··· Data section
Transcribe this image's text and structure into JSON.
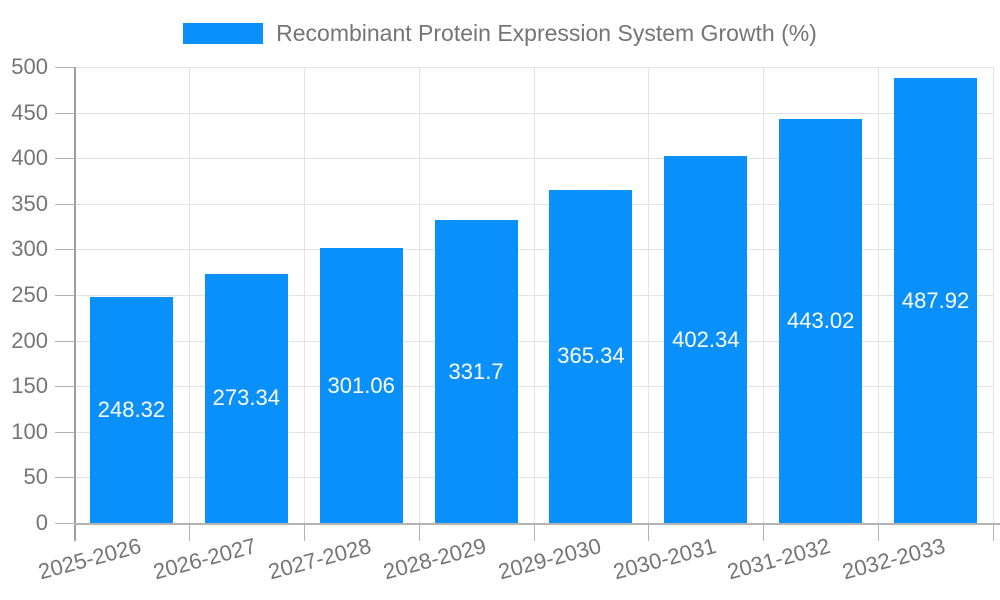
{
  "chart_data": {
    "type": "bar",
    "title": "Recombinant Protein Expression System Growth (%)",
    "categories": [
      "2025-2026",
      "2026-2027",
      "2027-2028",
      "2028-2029",
      "2029-2030",
      "2030-2031",
      "2031-2032",
      "2032-2033"
    ],
    "values": [
      248.32,
      273.34,
      301.06,
      331.7,
      365.34,
      402.34,
      443.02,
      487.92
    ],
    "value_labels": [
      "248.32",
      "273.34",
      "301.06",
      "331.7",
      "365.34",
      "402.34",
      "443.02",
      "487.92"
    ],
    "ylim": [
      0,
      500
    ],
    "ytick_step": 50,
    "ytick_labels": [
      "0",
      "50",
      "100",
      "150",
      "200",
      "250",
      "300",
      "350",
      "400",
      "450",
      "500"
    ],
    "xlabel": "",
    "ylabel": "",
    "grid": true,
    "legend_position": "top",
    "bar_color": "#0a90fa",
    "value_label_color": "#ffffff",
    "axis_text_color": "#757575",
    "gridline_color": "#e3e3e3",
    "axis_line_color": "#9e9e9e"
  }
}
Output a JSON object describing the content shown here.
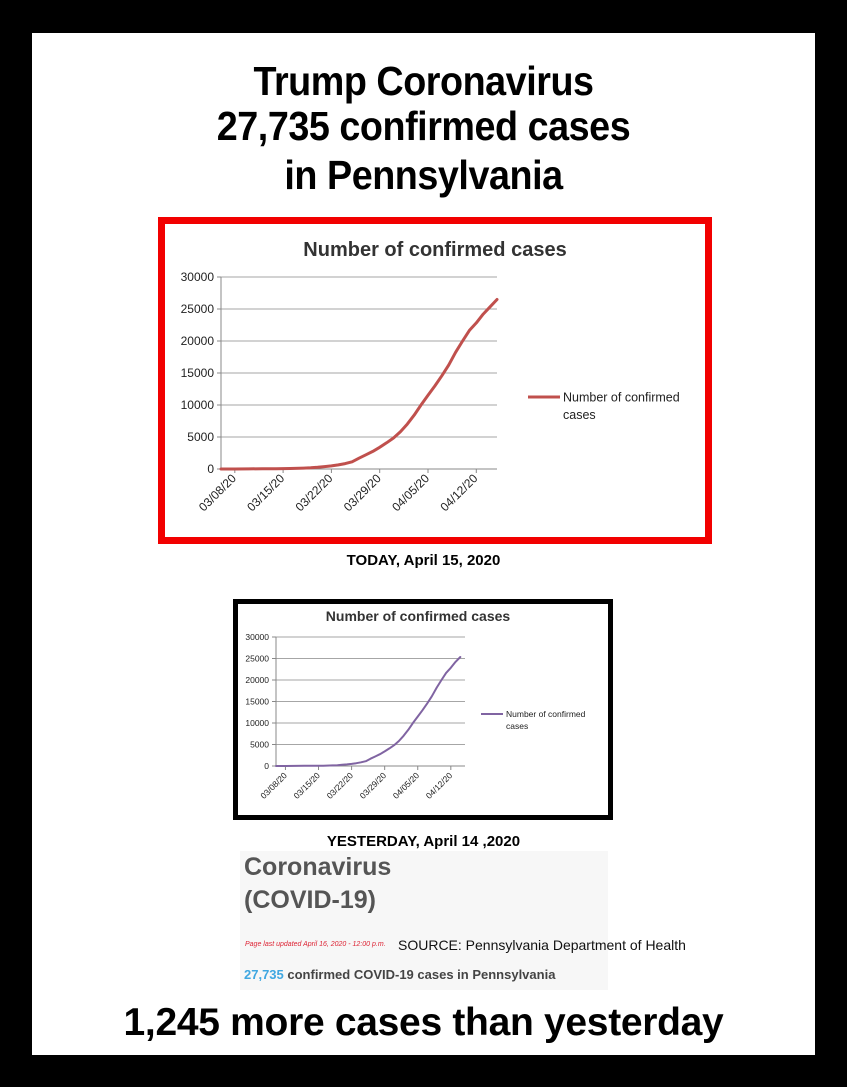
{
  "headline": {
    "line1": "Trump Coronavirus",
    "line2": "27,735 confirmed cases",
    "line3": "in Pennsylvania"
  },
  "captions": {
    "today": "TODAY, April 15, 2020",
    "yesterday": "YESTERDAY, April 14 ,2020"
  },
  "source_panel": {
    "title_line1": "Coronavirus",
    "title_line2": "(COVID-19)",
    "updated": "Page last updated April 16, 2020 - 12:00 p.m.",
    "credit": "SOURCE: Pennsylvania Department of Health",
    "cases_number": "27,735",
    "cases_text": " confirmed COVID-19 cases in Pennsylvania"
  },
  "bottom_headline": "1,245 more cases than yesterday",
  "chart_data": [
    {
      "type": "line",
      "title": "Number of confirmed cases",
      "xlabel": "",
      "ylabel": "",
      "ylim": [
        0,
        30000
      ],
      "y_ticks": [
        0,
        5000,
        10000,
        15000,
        20000,
        25000,
        30000
      ],
      "x_tick_labels": [
        "03/08/20",
        "03/15/20",
        "03/22/20",
        "03/29/20",
        "04/05/20",
        "04/12/20"
      ],
      "legend_position": "right",
      "grid": true,
      "color": "#c0504d",
      "series": [
        {
          "name": "Number of confirmed cases",
          "x": [
            "03/06/20",
            "03/08/20",
            "03/10/20",
            "03/12/20",
            "03/14/20",
            "03/16/20",
            "03/18/20",
            "03/19/20",
            "03/20/20",
            "03/21/20",
            "03/22/20",
            "03/23/20",
            "03/24/20",
            "03/25/20",
            "03/26/20",
            "03/27/20",
            "03/28/20",
            "03/29/20",
            "03/30/20",
            "03/31/20",
            "04/01/20",
            "04/02/20",
            "04/03/20",
            "04/04/20",
            "04/05/20",
            "04/06/20",
            "04/07/20",
            "04/08/20",
            "04/09/20",
            "04/10/20",
            "04/11/20",
            "04/12/20",
            "04/13/20",
            "04/14/20",
            "04/15/20"
          ],
          "values": [
            2,
            6,
            12,
            41,
            47,
            76,
            133,
            185,
            268,
            371,
            479,
            644,
            851,
            1127,
            1687,
            2218,
            2751,
            3394,
            4087,
            4843,
            5805,
            7016,
            8420,
            10017,
            11510,
            12980,
            14559,
            16239,
            18228,
            19979,
            21655,
            22833,
            24199,
            25345,
            26490
          ]
        }
      ]
    },
    {
      "type": "line",
      "title": "Number of confirmed cases",
      "xlabel": "",
      "ylabel": "",
      "ylim": [
        0,
        30000
      ],
      "y_ticks": [
        0,
        5000,
        10000,
        15000,
        20000,
        25000,
        30000
      ],
      "x_tick_labels": [
        "03/08/20",
        "03/15/20",
        "03/22/20",
        "03/29/20",
        "04/05/20",
        "04/12/20"
      ],
      "legend_position": "right",
      "grid": true,
      "color": "#8064a2",
      "series": [
        {
          "name": "Number of confirmed cases",
          "x": [
            "03/06/20",
            "03/08/20",
            "03/10/20",
            "03/12/20",
            "03/14/20",
            "03/16/20",
            "03/18/20",
            "03/19/20",
            "03/20/20",
            "03/21/20",
            "03/22/20",
            "03/23/20",
            "03/24/20",
            "03/25/20",
            "03/26/20",
            "03/27/20",
            "03/28/20",
            "03/29/20",
            "03/30/20",
            "03/31/20",
            "04/01/20",
            "04/02/20",
            "04/03/20",
            "04/04/20",
            "04/05/20",
            "04/06/20",
            "04/07/20",
            "04/08/20",
            "04/09/20",
            "04/10/20",
            "04/11/20",
            "04/12/20",
            "04/13/20",
            "04/14/20"
          ],
          "values": [
            2,
            6,
            12,
            41,
            47,
            76,
            133,
            185,
            268,
            371,
            479,
            644,
            851,
            1127,
            1687,
            2218,
            2751,
            3394,
            4087,
            4843,
            5805,
            7016,
            8420,
            10017,
            11510,
            12980,
            14559,
            16239,
            18228,
            19979,
            21655,
            22833,
            24199,
            25345
          ]
        }
      ]
    }
  ]
}
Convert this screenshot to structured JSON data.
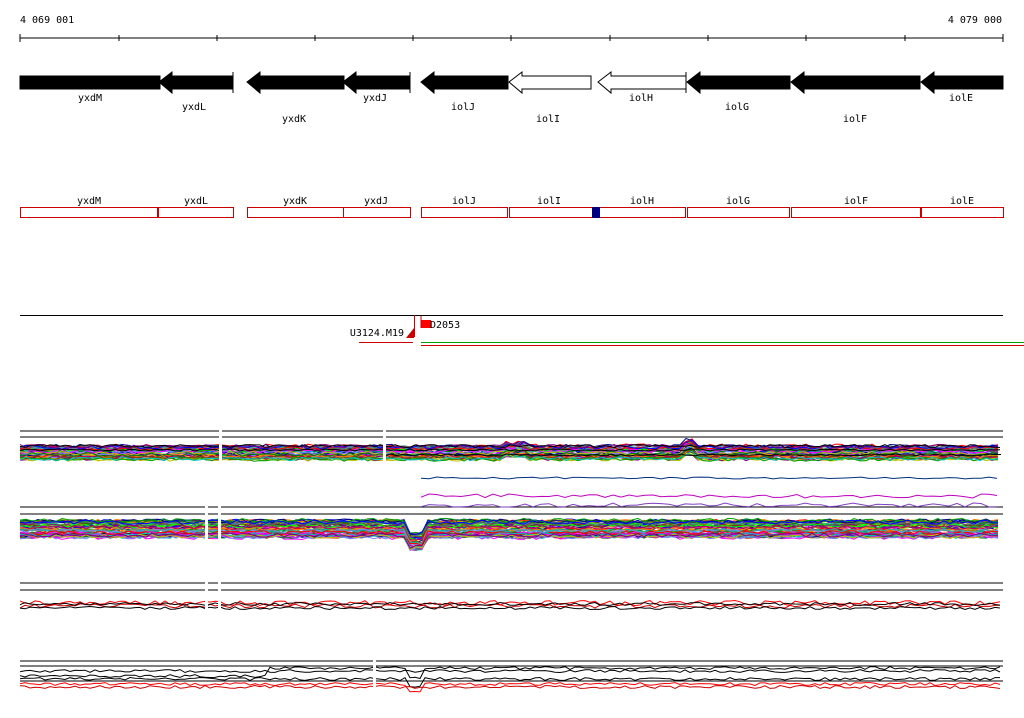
{
  "ruler": {
    "start_label": "4 069 001",
    "end_label": "4 079 000"
  },
  "genes": [
    {
      "name": "yxdM",
      "strand": "+",
      "filled": true
    },
    {
      "name": "yxdL",
      "strand": "-",
      "filled": true
    },
    {
      "name": "yxdK",
      "strand": "-",
      "filled": true
    },
    {
      "name": "yxdJ",
      "strand": "-",
      "filled": true
    },
    {
      "name": "iolJ",
      "strand": "-",
      "filled": true
    },
    {
      "name": "iolI",
      "strand": "-",
      "filled": false
    },
    {
      "name": "iolH",
      "strand": "-",
      "filled": false
    },
    {
      "name": "iolG",
      "strand": "-",
      "filled": true
    },
    {
      "name": "iolF",
      "strand": "-",
      "filled": true
    },
    {
      "name": "iolE",
      "strand": "-",
      "filled": true
    }
  ],
  "feature_boxes": [
    "yxdM",
    "yxdL",
    "yxdK",
    "yxdJ",
    "iolJ",
    "iolI",
    "iolH",
    "iolG",
    "iolF",
    "iolE"
  ],
  "transcripts": {
    "left_label": "U3124.M19",
    "right_label": "D2053"
  },
  "colors": {
    "gene_fill": "#000000",
    "box_outline": "#cc0000",
    "box_marker": "#000080",
    "transcript_red": "#cc0000",
    "transcript_green": "#00a000"
  }
}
······
* _Your assignment_
Repeat every line above exactly, but omit all images.

* _Final answer_
Transcribe this image's text and structure into JSON.
{
  "chart_data": {
    "type": "bar",
    "title": "Recombinant Protein Expression System Growth (%)",
    "categories": [
      "2025-2026",
      "2026-2027",
      "2027-2028",
      "2028-2029",
      "2029-2030",
      "2030-2031",
      "2031-2032",
      "2032-2033"
    ],
    "values": [
      248.32,
      273.34,
      301.06,
      331.7,
      365.34,
      402.34,
      443.02,
      487.92
    ],
    "value_labels": [
      "248.32",
      "273.34",
      "301.06",
      "331.7",
      "365.34",
      "402.34",
      "443.02",
      "487.92"
    ],
    "ylim": [
      0,
      500
    ],
    "ytick_step": 50,
    "ytick_labels": [
      "0",
      "50",
      "100",
      "150",
      "200",
      "250",
      "300",
      "350",
      "400",
      "450",
      "500"
    ],
    "xlabel": "",
    "ylabel": "",
    "grid": true,
    "legend_position": "top",
    "bar_color": "#0a90fa",
    "value_label_color": "#ffffff",
    "axis_text_color": "#757575",
    "gridline_color": "#e3e3e3",
    "axis_line_color": "#9e9e9e"
  }
}
Output a JSON object describing the content shown here.
{
  "headline": {
    "line1": "Trump Coronavirus",
    "line2": "27,735 confirmed cases",
    "line3": "in Pennsylvania"
  },
  "captions": {
    "today": "TODAY, April 15, 2020",
    "yesterday": "YESTERDAY, April 14 ,2020"
  },
  "source_panel": {
    "title_line1": "Coronavirus",
    "title_line2": "(COVID-19)",
    "updated": "Page last updated April 16, 2020 - 12:00 p.m.",
    "credit": "SOURCE: Pennsylvania Department of Health",
    "cases_number": "27,735",
    "cases_text": " confirmed COVID-19 cases in Pennsylvania"
  },
  "bottom_headline": "1,245 more cases than yesterday",
  "chart_data": [
    {
      "type": "line",
      "title": "Number of confirmed cases",
      "xlabel": "",
      "ylabel": "",
      "ylim": [
        0,
        30000
      ],
      "y_ticks": [
        0,
        5000,
        10000,
        15000,
        20000,
        25000,
        30000
      ],
      "x_tick_labels": [
        "03/08/20",
        "03/15/20",
        "03/22/20",
        "03/29/20",
        "04/05/20",
        "04/12/20"
      ],
      "legend_position": "right",
      "grid": true,
      "color": "#c0504d",
      "series": [
        {
          "name": "Number of confirmed cases",
          "x": [
            "03/06/20",
            "03/08/20",
            "03/10/20",
            "03/12/20",
            "03/14/20",
            "03/16/20",
            "03/18/20",
            "03/19/20",
            "03/20/20",
            "03/21/20",
            "03/22/20",
            "03/23/20",
            "03/24/20",
            "03/25/20",
            "03/26/20",
            "03/27/20",
            "03/28/20",
            "03/29/20",
            "03/30/20",
            "03/31/20",
            "04/01/20",
            "04/02/20",
            "04/03/20",
            "04/04/20",
            "04/05/20",
            "04/06/20",
            "04/07/20",
            "04/08/20",
            "04/09/20",
            "04/10/20",
            "04/11/20",
            "04/12/20",
            "04/13/20",
            "04/14/20",
            "04/15/20"
          ],
          "values": [
            2,
            6,
            12,
            41,
            47,
            76,
            133,
            185,
            268,
            371,
            479,
            644,
            851,
            1127,
            1687,
            2218,
            2751,
            3394,
            4087,
            4843,
            5805,
            7016,
            8420,
            10017,
            11510,
            12980,
            14559,
            16239,
            18228,
            19979,
            21655,
            22833,
            24199,
            25345,
            26490
          ]
        }
      ]
    },
    {
      "type": "line",
      "title": "Number of confirmed cases",
      "xlabel": "",
      "ylabel": "",
      "ylim": [
        0,
        30000
      ],
      "y_ticks": [
        0,
        5000,
        10000,
        15000,
        20000,
        25000,
        30000
      ],
      "x_tick_labels": [
        "03/08/20",
        "03/15/20",
        "03/22/20",
        "03/29/20",
        "04/05/20",
        "04/12/20"
      ],
      "legend_position": "right",
      "grid": true,
      "color": "#8064a2",
      "series": [
        {
          "name": "Number of confirmed cases",
          "x": [
            "03/06/20",
            "03/08/20",
            "03/10/20",
            "03/12/20",
            "03/14/20",
            "03/16/20",
            "03/18/20",
            "03/19/20",
            "03/20/20",
            "03/21/20",
            "03/22/20",
            "03/23/20",
            "03/24/20",
            "03/25/20",
            "03/26/20",
            "03/27/20",
            "03/28/20",
            "03/29/20",
            "03/30/20",
            "03/31/20",
            "04/01/20",
            "04/02/20",
            "04/03/20",
            "04/04/20",
            "04/05/20",
            "04/06/20",
            "04/07/20",
            "04/08/20",
            "04/09/20",
            "04/10/20",
            "04/11/20",
            "04/12/20",
            "04/13/20",
            "04/14/20"
          ],
          "values": [
            2,
            6,
            12,
            41,
            47,
            76,
            133,
            185,
            268,
            371,
            479,
            644,
            851,
            1127,
            1687,
            2218,
            2751,
            3394,
            4087,
            4843,
            5805,
            7016,
            8420,
            10017,
            11510,
            12980,
            14559,
            16239,
            18228,
            19979,
            21655,
            22833,
            24199,
            25345
          ]
        }
      ]
    }
  ]
}
Convert this screenshot to structured JSON data.
{
  "ruler": {
    "start_label": "4 069 001",
    "end_label": "4 079 000"
  },
  "genes": [
    {
      "name": "yxdM",
      "strand": "+",
      "filled": true
    },
    {
      "name": "yxdL",
      "strand": "-",
      "filled": true
    },
    {
      "name": "yxdK",
      "strand": "-",
      "filled": true
    },
    {
      "name": "yxdJ",
      "strand": "-",
      "filled": true
    },
    {
      "name": "iolJ",
      "strand": "-",
      "filled": true
    },
    {
      "name": "iolI",
      "strand": "-",
      "filled": false
    },
    {
      "name": "iolH",
      "strand": "-",
      "filled": false
    },
    {
      "name": "iolG",
      "strand": "-",
      "filled": true
    },
    {
      "name": "iolF",
      "strand": "-",
      "filled": true
    },
    {
      "name": "iolE",
      "strand": "-",
      "filled": true
    }
  ],
  "feature_boxes": [
    "yxdM",
    "yxdL",
    "yxdK",
    "yxdJ",
    "iolJ",
    "iolI",
    "iolH",
    "iolG",
    "iolF",
    "iolE"
  ],
  "transcripts": {
    "left_label": "U3124.M19",
    "right_label": "D2053"
  },
  "colors": {
    "gene_fill": "#000000",
    "box_outline": "#cc0000",
    "box_marker": "#000080",
    "transcript_red": "#cc0000",
    "transcript_green": "#00a000"
  }
}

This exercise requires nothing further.